Repeat exactly each line of the data provided below.

————

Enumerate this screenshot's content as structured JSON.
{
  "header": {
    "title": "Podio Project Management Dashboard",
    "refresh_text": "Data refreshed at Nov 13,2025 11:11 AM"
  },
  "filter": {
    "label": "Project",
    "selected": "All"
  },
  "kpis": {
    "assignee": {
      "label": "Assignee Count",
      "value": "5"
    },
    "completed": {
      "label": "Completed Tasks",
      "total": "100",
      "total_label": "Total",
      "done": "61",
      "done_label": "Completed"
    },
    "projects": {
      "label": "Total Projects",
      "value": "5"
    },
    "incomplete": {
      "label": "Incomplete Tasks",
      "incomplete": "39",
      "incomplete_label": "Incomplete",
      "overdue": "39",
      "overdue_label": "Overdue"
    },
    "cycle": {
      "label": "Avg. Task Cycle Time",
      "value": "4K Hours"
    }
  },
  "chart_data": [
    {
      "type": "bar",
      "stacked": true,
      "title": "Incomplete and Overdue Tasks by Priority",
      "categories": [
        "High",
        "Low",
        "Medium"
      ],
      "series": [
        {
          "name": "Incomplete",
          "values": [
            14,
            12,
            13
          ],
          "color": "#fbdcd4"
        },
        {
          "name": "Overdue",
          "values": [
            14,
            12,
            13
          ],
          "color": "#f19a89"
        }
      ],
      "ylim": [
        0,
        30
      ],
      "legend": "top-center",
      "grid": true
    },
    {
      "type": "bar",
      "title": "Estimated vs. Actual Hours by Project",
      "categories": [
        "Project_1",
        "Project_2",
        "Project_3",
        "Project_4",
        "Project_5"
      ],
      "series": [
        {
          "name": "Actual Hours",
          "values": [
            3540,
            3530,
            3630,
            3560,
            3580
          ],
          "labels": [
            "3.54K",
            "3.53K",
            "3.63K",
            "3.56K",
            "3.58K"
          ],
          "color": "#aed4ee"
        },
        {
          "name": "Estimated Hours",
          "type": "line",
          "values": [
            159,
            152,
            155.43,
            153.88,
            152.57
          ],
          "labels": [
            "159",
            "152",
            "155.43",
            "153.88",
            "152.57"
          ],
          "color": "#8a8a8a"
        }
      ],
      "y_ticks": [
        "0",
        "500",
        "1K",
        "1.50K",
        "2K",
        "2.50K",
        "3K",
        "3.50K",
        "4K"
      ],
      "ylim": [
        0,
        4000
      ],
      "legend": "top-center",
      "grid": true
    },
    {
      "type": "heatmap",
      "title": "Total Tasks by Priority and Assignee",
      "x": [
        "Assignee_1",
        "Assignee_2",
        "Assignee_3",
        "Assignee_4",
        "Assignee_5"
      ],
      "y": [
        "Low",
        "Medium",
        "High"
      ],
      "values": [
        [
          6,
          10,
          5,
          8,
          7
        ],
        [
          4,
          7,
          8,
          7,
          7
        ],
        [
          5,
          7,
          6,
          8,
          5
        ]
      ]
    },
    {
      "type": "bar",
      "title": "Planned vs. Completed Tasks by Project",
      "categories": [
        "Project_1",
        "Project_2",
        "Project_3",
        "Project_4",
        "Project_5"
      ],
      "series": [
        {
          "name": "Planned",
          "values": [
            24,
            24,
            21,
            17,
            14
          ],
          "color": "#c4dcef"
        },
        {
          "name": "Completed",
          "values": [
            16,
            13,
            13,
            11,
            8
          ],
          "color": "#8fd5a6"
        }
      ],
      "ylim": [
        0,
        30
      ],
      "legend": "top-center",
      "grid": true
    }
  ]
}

————

§ **Final result**
Enumerate this screenshot's content as structured JSON.
{
  "header": {
    "title": "Podio Project Management Dashboard",
    "refresh_text": "Data refreshed at Nov 13,2025 11:11 AM"
  },
  "filter": {
    "label": "Project",
    "selected": "All"
  },
  "kpis": {
    "assignee": {
      "label": "Assignee Count",
      "value": "5"
    },
    "completed": {
      "label": "Completed Tasks",
      "total": "100",
      "total_label": "Total",
      "done": "61",
      "done_label": "Completed"
    },
    "projects": {
      "label": "Total Projects",
      "value": "5"
    },
    "incomplete": {
      "label": "Incomplete Tasks",
      "incomplete": "39",
      "incomplete_label": "Incomplete",
      "overdue": "39",
      "overdue_label": "Overdue"
    },
    "cycle": {
      "label": "Avg. Task Cycle Time",
      "value": "4K Hours"
    }
  },
  "chart_data": [
    {
      "type": "bar",
      "stacked": true,
      "title": "Incomplete and Overdue Tasks by Priority",
      "categories": [
        "High",
        "Low",
        "Medium"
      ],
      "series": [
        {
          "name": "Incomplete",
          "values": [
            14,
            12,
            13
          ],
          "color": "#fbdcd4"
        },
        {
          "name": "Overdue",
          "values": [
            14,
            12,
            13
          ],
          "color": "#f19a89"
        }
      ],
      "ylim": [
        0,
        30
      ],
      "legend": "top-center",
      "grid": true
    },
    {
      "type": "bar",
      "title": "Estimated vs. Actual Hours by Project",
      "categories": [
        "Project_1",
        "Project_2",
        "Project_3",
        "Project_4",
        "Project_5"
      ],
      "series": [
        {
          "name": "Actual Hours",
          "values": [
            3540,
            3530,
            3630,
            3560,
            3580
          ],
          "labels": [
            "3.54K",
            "3.53K",
            "3.63K",
            "3.56K",
            "3.58K"
          ],
          "color": "#aed4ee"
        },
        {
          "name": "Estimated Hours",
          "type": "line",
          "values": [
            159,
            152,
            155.43,
            153.88,
            152.57
          ],
          "labels": [
            "159",
            "152",
            "155.43",
            "153.88",
            "152.57"
          ],
          "color": "#8a8a8a"
        }
      ],
      "y_ticks": [
        "0",
        "500",
        "1K",
        "1.50K",
        "2K",
        "2.50K",
        "3K",
        "3.50K",
        "4K"
      ],
      "ylim": [
        0,
        4000
      ],
      "legend": "top-center",
      "grid": true
    },
    {
      "type": "heatmap",
      "title": "Total Tasks by Priority and Assignee",
      "x": [
        "Assignee_1",
        "Assignee_2",
        "Assignee_3",
        "Assignee_4",
        "Assignee_5"
      ],
      "y": [
        "Low",
        "Medium",
        "High"
      ],
      "values": [
        [
          6,
          10,
          5,
          8,
          7
        ],
        [
          4,
          7,
          8,
          7,
          7
        ],
        [
          5,
          7,
          6,
          8,
          5
        ]
      ]
    },
    {
      "type": "bar",
      "title": "Planned vs. Completed Tasks by Project",
      "categories": [
        "Project_1",
        "Project_2",
        "Project_3",
        "Project_4",
        "Project_5"
      ],
      "series": [
        {
          "name": "Planned",
          "values": [
            24,
            24,
            21,
            17,
            14
          ],
          "color": "#c4dcef"
        },
        {
          "name": "Completed",
          "values": [
            16,
            13,
            13,
            11,
            8
          ],
          "color": "#8fd5a6"
        }
      ],
      "ylim": [
        0,
        30
      ],
      "legend": "top-center",
      "grid": true
    }
  ]
}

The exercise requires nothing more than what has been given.